**Task to complete**
Reproduce each line from the records that holds "with".

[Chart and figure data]
-- -- --

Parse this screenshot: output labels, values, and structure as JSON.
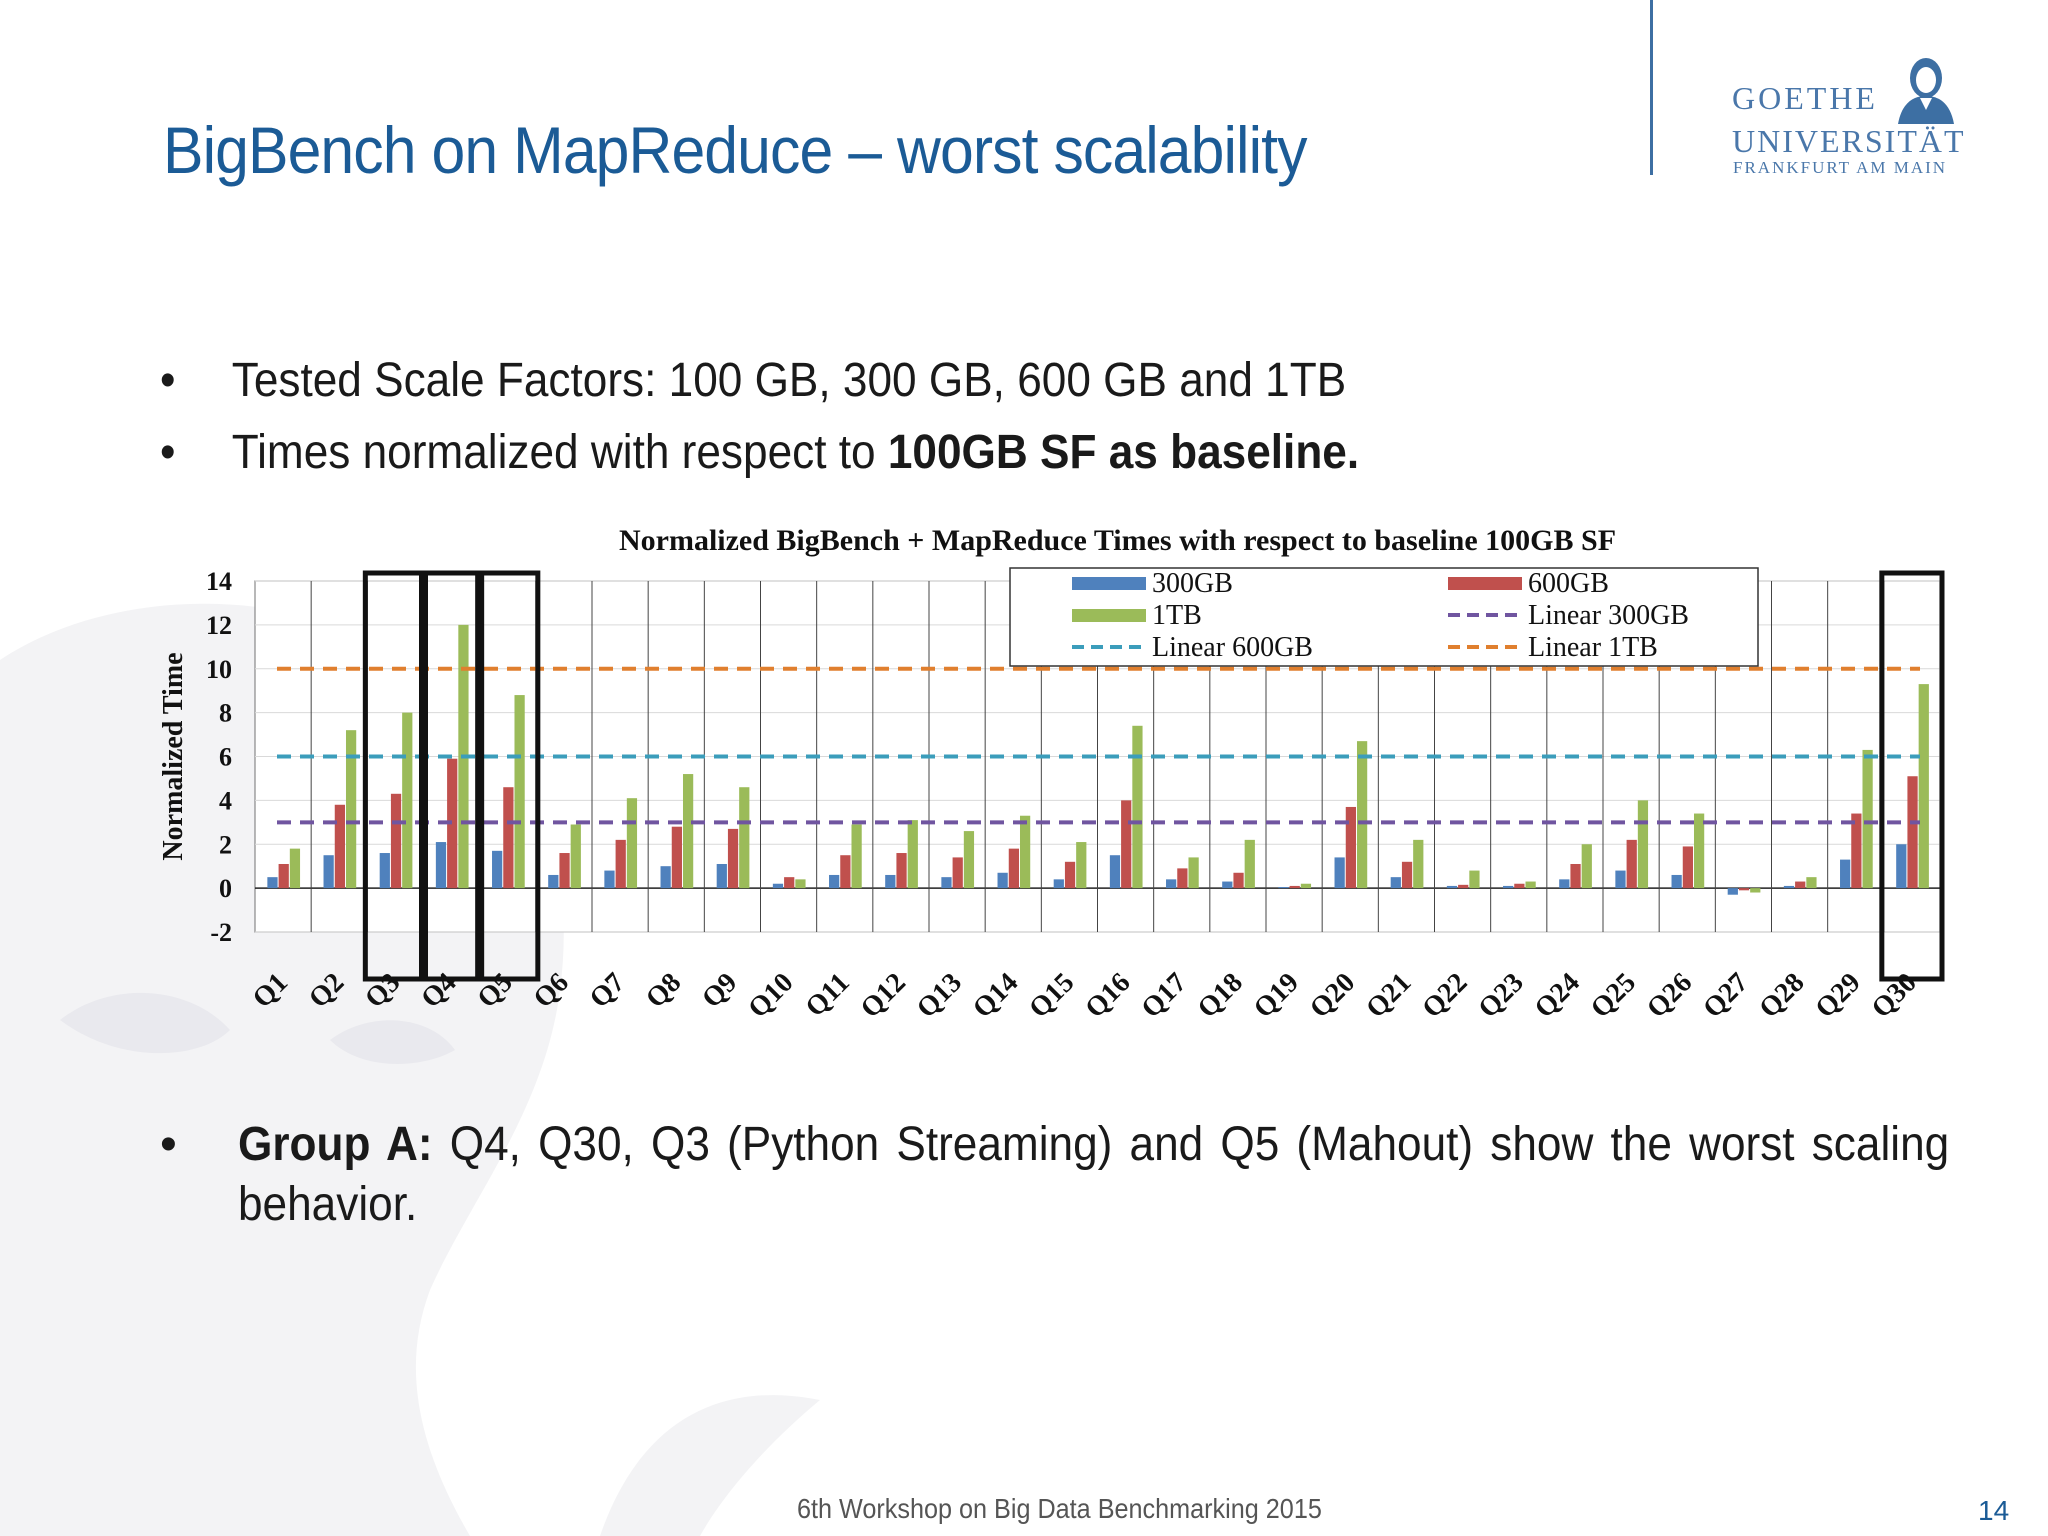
{
  "slide": {
    "title": "BigBench on MapReduce – worst scalability",
    "logo": {
      "line1": "GOETHE",
      "line2": "UNIVERSITÄT",
      "line3": "FRANKFURT AM MAIN"
    },
    "bullets": [
      {
        "marker": "•",
        "text": "Tested Scale Factors: 100 GB, 300 GB, 600 GB and 1TB"
      },
      {
        "marker": "•",
        "text_plain": "Times normalized with respect to ",
        "text_bold": "100GB SF as baseline."
      }
    ],
    "group_bullet": {
      "marker": "•",
      "bold": "Group A:",
      "text": " Q4, Q30, Q3 (Python Streaming) and Q5 (Mahout) show the worst scaling behavior."
    },
    "footer": "6th Workshop on Big Data Benchmarking 2015",
    "page_number": "14"
  },
  "chart_data": {
    "type": "bar",
    "title": "Normalized BigBench + MapReduce Times with respect to baseline 100GB SF",
    "ylabel": "Normalized Time",
    "xlabel": "",
    "ylim": [
      -2,
      14
    ],
    "yticks": [
      "14",
      "12",
      "10",
      "8",
      "6",
      "4",
      "2",
      "0",
      "-2"
    ],
    "categories": [
      "Q1",
      "Q2",
      "Q3",
      "Q4",
      "Q5",
      "Q6",
      "Q7",
      "Q8",
      "Q9",
      "Q10",
      "Q11",
      "Q12",
      "Q13",
      "Q14",
      "Q15",
      "Q16",
      "Q17",
      "Q18",
      "Q19",
      "Q20",
      "Q21",
      "Q22",
      "Q23",
      "Q24",
      "Q25",
      "Q26",
      "Q27",
      "Q28",
      "Q29",
      "Q30"
    ],
    "series": [
      {
        "name": "300GB",
        "color": "#4f81bd",
        "values": [
          0.5,
          1.5,
          1.6,
          2.1,
          1.7,
          0.6,
          0.8,
          1.0,
          1.1,
          0.2,
          0.6,
          0.6,
          0.5,
          0.7,
          0.4,
          1.5,
          0.4,
          0.3,
          0.05,
          1.4,
          0.5,
          0.1,
          0.1,
          0.4,
          0.8,
          0.6,
          -0.3,
          0.1,
          1.3,
          2.0
        ]
      },
      {
        "name": "600GB",
        "color": "#c0504d",
        "values": [
          1.1,
          3.8,
          4.3,
          5.9,
          4.6,
          1.6,
          2.2,
          2.8,
          2.7,
          0.5,
          1.5,
          1.6,
          1.4,
          1.8,
          1.2,
          4.0,
          0.9,
          0.7,
          0.1,
          3.7,
          1.2,
          0.15,
          0.2,
          1.1,
          2.2,
          1.9,
          -0.1,
          0.3,
          3.4,
          5.1
        ]
      },
      {
        "name": "1TB",
        "color": "#9bbb59",
        "values": [
          1.8,
          7.2,
          8.0,
          12.0,
          8.8,
          2.9,
          4.1,
          5.2,
          4.6,
          0.4,
          2.9,
          3.1,
          2.6,
          3.3,
          2.1,
          7.4,
          1.4,
          2.2,
          0.2,
          6.7,
          2.2,
          0.8,
          0.3,
          2.0,
          4.0,
          3.4,
          -0.2,
          0.5,
          6.3,
          9.3
        ]
      }
    ],
    "reference_lines": [
      {
        "name": "Linear 300GB",
        "value": 3,
        "color": "#7055a0"
      },
      {
        "name": "Linear 600GB",
        "value": 6,
        "color": "#3b9dbb"
      },
      {
        "name": "Linear 1TB",
        "value": 10,
        "color": "#e07f2e"
      }
    ],
    "legend": {
      "placement": "top-right",
      "entries": [
        "300GB",
        "600GB",
        "1TB",
        "Linear 300GB",
        "Linear 600GB",
        "Linear 1TB"
      ]
    },
    "highlighted_categories": [
      "Q3",
      "Q4",
      "Q5",
      "Q30"
    ],
    "grid": true
  }
}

-- -- --

**Correct answer**
        "text_plain": "Times normalized with respect to ",
    "title": "Normalized BigBench + MapReduce Times with respect to baseline 100GB SF",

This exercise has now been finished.